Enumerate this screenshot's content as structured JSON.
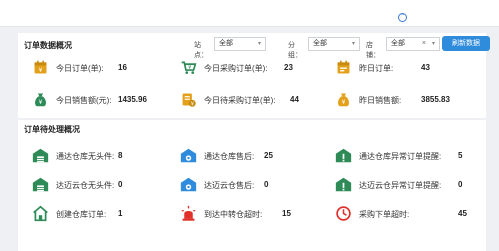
{
  "colors": {
    "accent": "#2f8bdc",
    "green": "#2e8b57",
    "gold": "#e3a01b",
    "red": "#e0312b",
    "blue": "#2f8bdc"
  },
  "topbar": {
    "collapse_icon": "chevron-up-icon",
    "collapse_glyph": "⌃"
  },
  "overview": {
    "title": "订单数据概况",
    "filters": {
      "site_label": "站点：",
      "site_value": "全部",
      "group_label": "分组：",
      "group_value": "全部",
      "store_label": "店铺：",
      "store_value": "全部",
      "store_clear": "×",
      "caret": "▾"
    },
    "refresh_label": "刷新数据",
    "stats": [
      {
        "icon": "calendar-order-icon",
        "label": "今日订单(单):",
        "value": "16"
      },
      {
        "icon": "cart-purchase-icon",
        "label": "今日采购订单(单):",
        "value": "23"
      },
      {
        "icon": "calendar-yesterday-icon",
        "label": "昨日订单:",
        "value": "43"
      },
      {
        "icon": "money-bag-icon",
        "label": "今日销售额(元):",
        "value": "1435.96"
      },
      {
        "icon": "pending-purchase-icon",
        "label": "今日待采购订单(单):",
        "value": "44"
      },
      {
        "icon": "yesterday-sales-icon",
        "label": "昨日销售额:",
        "value": "3855.83"
      }
    ]
  },
  "pending": {
    "title": "订单待处理概况",
    "stats": [
      {
        "icon": "warehouse-icon",
        "label": "通达仓库无头件:",
        "value": "8"
      },
      {
        "icon": "warehouse-aftersale-icon",
        "label": "通达仓库售后:",
        "value": "25"
      },
      {
        "icon": "warehouse-alert-icon",
        "label": "通达仓库异常订单提醒:",
        "value": "5"
      },
      {
        "icon": "warehouse-icon",
        "label": "达迈云仓无头件:",
        "value": "0"
      },
      {
        "icon": "warehouse-aftersale-icon",
        "label": "达迈云仓售后:",
        "value": "0"
      },
      {
        "icon": "warehouse-alert-icon",
        "label": "达迈云仓异常订单提醒:",
        "value": "0"
      },
      {
        "icon": "home-order-icon",
        "label": "创建仓库订单:",
        "value": "1"
      },
      {
        "icon": "alarm-light-icon",
        "label": "到达中转仓超时:",
        "value": "15"
      },
      {
        "icon": "clock-timeout-icon",
        "label": "采购下单超时:",
        "value": "45"
      }
    ]
  }
}
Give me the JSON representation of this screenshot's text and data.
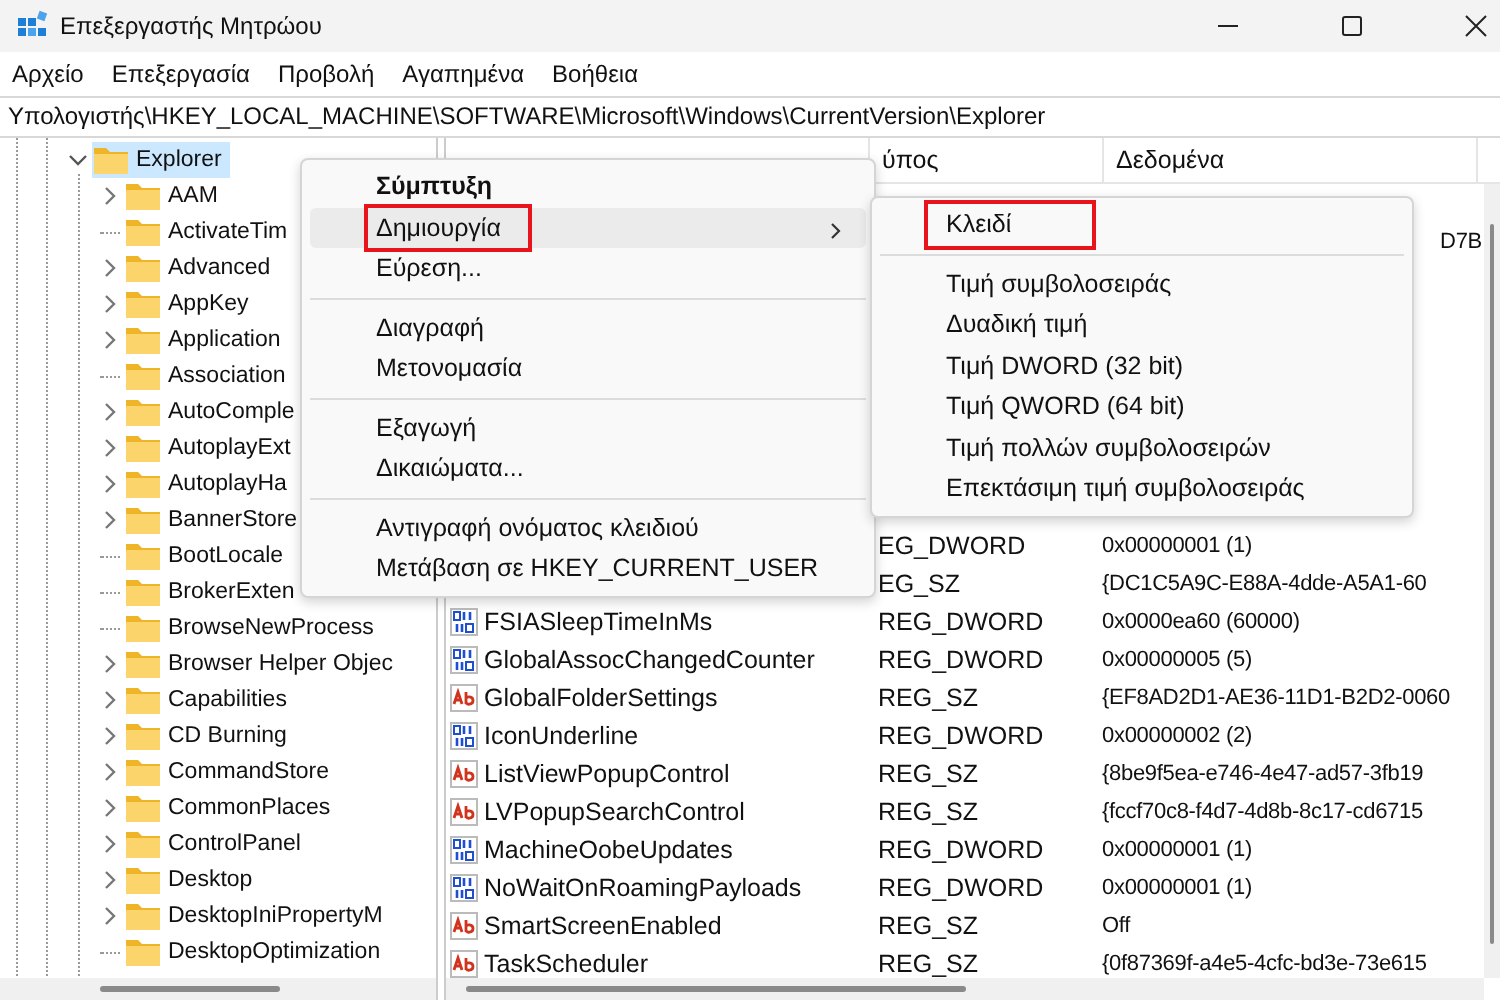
{
  "window": {
    "title": "Επεξεργαστής Μητρώου"
  },
  "menu_bar": [
    "Αρχείο",
    "Επεξεργασία",
    "Προβολή",
    "Αγαπημένα",
    "Βοήθεια"
  ],
  "address": "Υπολογιστής\\HKEY_LOCAL_MACHINE\\SOFTWARE\\Microsoft\\Windows\\CurrentVersion\\Explorer",
  "tree": {
    "label": "Explorer",
    "expanded": true,
    "selected": true,
    "children": [
      {
        "label": "AAM",
        "expandable": true,
        "selected": false
      },
      {
        "label": "ActivateTim",
        "expandable": false,
        "selected": false
      },
      {
        "label": "Advanced",
        "expandable": true,
        "selected": false
      },
      {
        "label": "AppKey",
        "expandable": true,
        "selected": false
      },
      {
        "label": "Application",
        "expandable": true,
        "selected": false
      },
      {
        "label": "Association",
        "expandable": false,
        "selected": false
      },
      {
        "label": "AutoComple",
        "expandable": true,
        "selected": false
      },
      {
        "label": "AutoplayExt",
        "expandable": true,
        "selected": false
      },
      {
        "label": "AutoplayHa",
        "expandable": true,
        "selected": false
      },
      {
        "label": "BannerStore",
        "expandable": true,
        "selected": false
      },
      {
        "label": "BootLocale",
        "expandable": false,
        "selected": false
      },
      {
        "label": "BrokerExten",
        "expandable": false,
        "selected": false
      },
      {
        "label": "BrowseNewProcess",
        "expandable": false,
        "selected": false
      },
      {
        "label": "Browser Helper Objec",
        "expandable": true,
        "selected": false
      },
      {
        "label": "Capabilities",
        "expandable": true,
        "selected": false
      },
      {
        "label": "CD Burning",
        "expandable": true,
        "selected": false
      },
      {
        "label": "CommandStore",
        "expandable": true,
        "selected": false
      },
      {
        "label": "CommonPlaces",
        "expandable": true,
        "selected": false
      },
      {
        "label": "ControlPanel",
        "expandable": true,
        "selected": false
      },
      {
        "label": "Desktop",
        "expandable": true,
        "selected": false
      },
      {
        "label": "DesktopIniPropertyM",
        "expandable": true,
        "selected": false
      },
      {
        "label": "DesktopOptimization",
        "expandable": false,
        "selected": false
      }
    ]
  },
  "table": {
    "columns": [
      "ύπος",
      "Δεδομένα"
    ],
    "rows": [
      {
        "data": "D7B"
      },
      {
        "type": "EG_DWORD",
        "data": "0x00000001 (1)"
      },
      {
        "type": "EG_SZ",
        "data": "{DC1C5A9C-E88A-4dde-A5A1-60"
      },
      {
        "kind": "binary",
        "name": "FSIASleepTimeInMs",
        "type": "REG_DWORD",
        "data": "0x0000ea60 (60000)"
      },
      {
        "kind": "binary",
        "name": "GlobalAssocChangedCounter",
        "type": "REG_DWORD",
        "data": "0x00000005 (5)"
      },
      {
        "kind": "string",
        "name": "GlobalFolderSettings",
        "type": "REG_SZ",
        "data": "{EF8AD2D1-AE36-11D1-B2D2-0060"
      },
      {
        "kind": "binary",
        "name": "IconUnderline",
        "type": "REG_DWORD",
        "data": "0x00000002 (2)"
      },
      {
        "kind": "string",
        "name": "ListViewPopupControl",
        "type": "REG_SZ",
        "data": "{8be9f5ea-e746-4e47-ad57-3fb19"
      },
      {
        "kind": "string",
        "name": "LVPopupSearchControl",
        "type": "REG_SZ",
        "data": "{fccf70c8-f4d7-4d8b-8c17-cd6715"
      },
      {
        "kind": "binary",
        "name": "MachineOobeUpdates",
        "type": "REG_DWORD",
        "data": "0x00000001 (1)"
      },
      {
        "kind": "binary",
        "name": "NoWaitOnRoamingPayloads",
        "type": "REG_DWORD",
        "data": "0x00000001 (1)"
      },
      {
        "kind": "string",
        "name": "SmartScreenEnabled",
        "type": "REG_SZ",
        "data": "Off"
      },
      {
        "kind": "string",
        "name": "TaskScheduler",
        "type": "REG_SZ",
        "data": "{0f87369f-a4e5-4cfc-bd3e-73e615"
      }
    ]
  },
  "context_menu": [
    {
      "kind": "item",
      "label": "Σύμπτυξη",
      "bold": true,
      "selected": false
    },
    {
      "kind": "item",
      "label": "Δημιουργία",
      "selected": true,
      "submenu": true,
      "outlined": true
    },
    {
      "kind": "item",
      "label": "Εύρεση...",
      "selected": false
    },
    {
      "kind": "separator"
    },
    {
      "kind": "item",
      "label": "Διαγραφή",
      "selected": false
    },
    {
      "kind": "item",
      "label": "Μετονομασία",
      "selected": false
    },
    {
      "kind": "separator"
    },
    {
      "kind": "item",
      "label": "Εξαγωγή",
      "selected": false
    },
    {
      "kind": "item",
      "label": "Δικαιώματα...",
      "selected": false
    },
    {
      "kind": "separator"
    },
    {
      "kind": "item",
      "label": "Αντιγραφή ονόματος κλειδιού",
      "selected": false
    },
    {
      "kind": "item",
      "label": "Μετάβαση σε HKEY_CURRENT_USER",
      "selected": false
    }
  ],
  "submenu": [
    {
      "kind": "item",
      "label": "Κλειδί",
      "selected": false,
      "outlined": true
    },
    {
      "kind": "separator"
    },
    {
      "kind": "item",
      "label": "Τιμή συμβολοσειράς",
      "selected": false
    },
    {
      "kind": "item",
      "label": "Δυαδική τιμή",
      "selected": false
    },
    {
      "kind": "item",
      "label": "Τιμή DWORD (32 bit)",
      "selected": false
    },
    {
      "kind": "item",
      "label": "Τιμή QWORD (64 bit)",
      "selected": false
    },
    {
      "kind": "item",
      "label": "Τιμή πολλών συμβολοσειρών",
      "selected": false
    },
    {
      "kind": "item",
      "label": "Επεκτάσιμη τιμή συμβολοσειράς",
      "selected": false
    }
  ]
}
________________________________________
__INSTRUCTIONS TO FOLLOW__.
Your task is to pick out every line with the string "συμβολοσειράς" and copy it.

__CORRECT RESULT__.
      "label": "Τιμή συμβολοσειράς",
      "label": "Επεκτάσιμη τιμή συμβολοσειράς",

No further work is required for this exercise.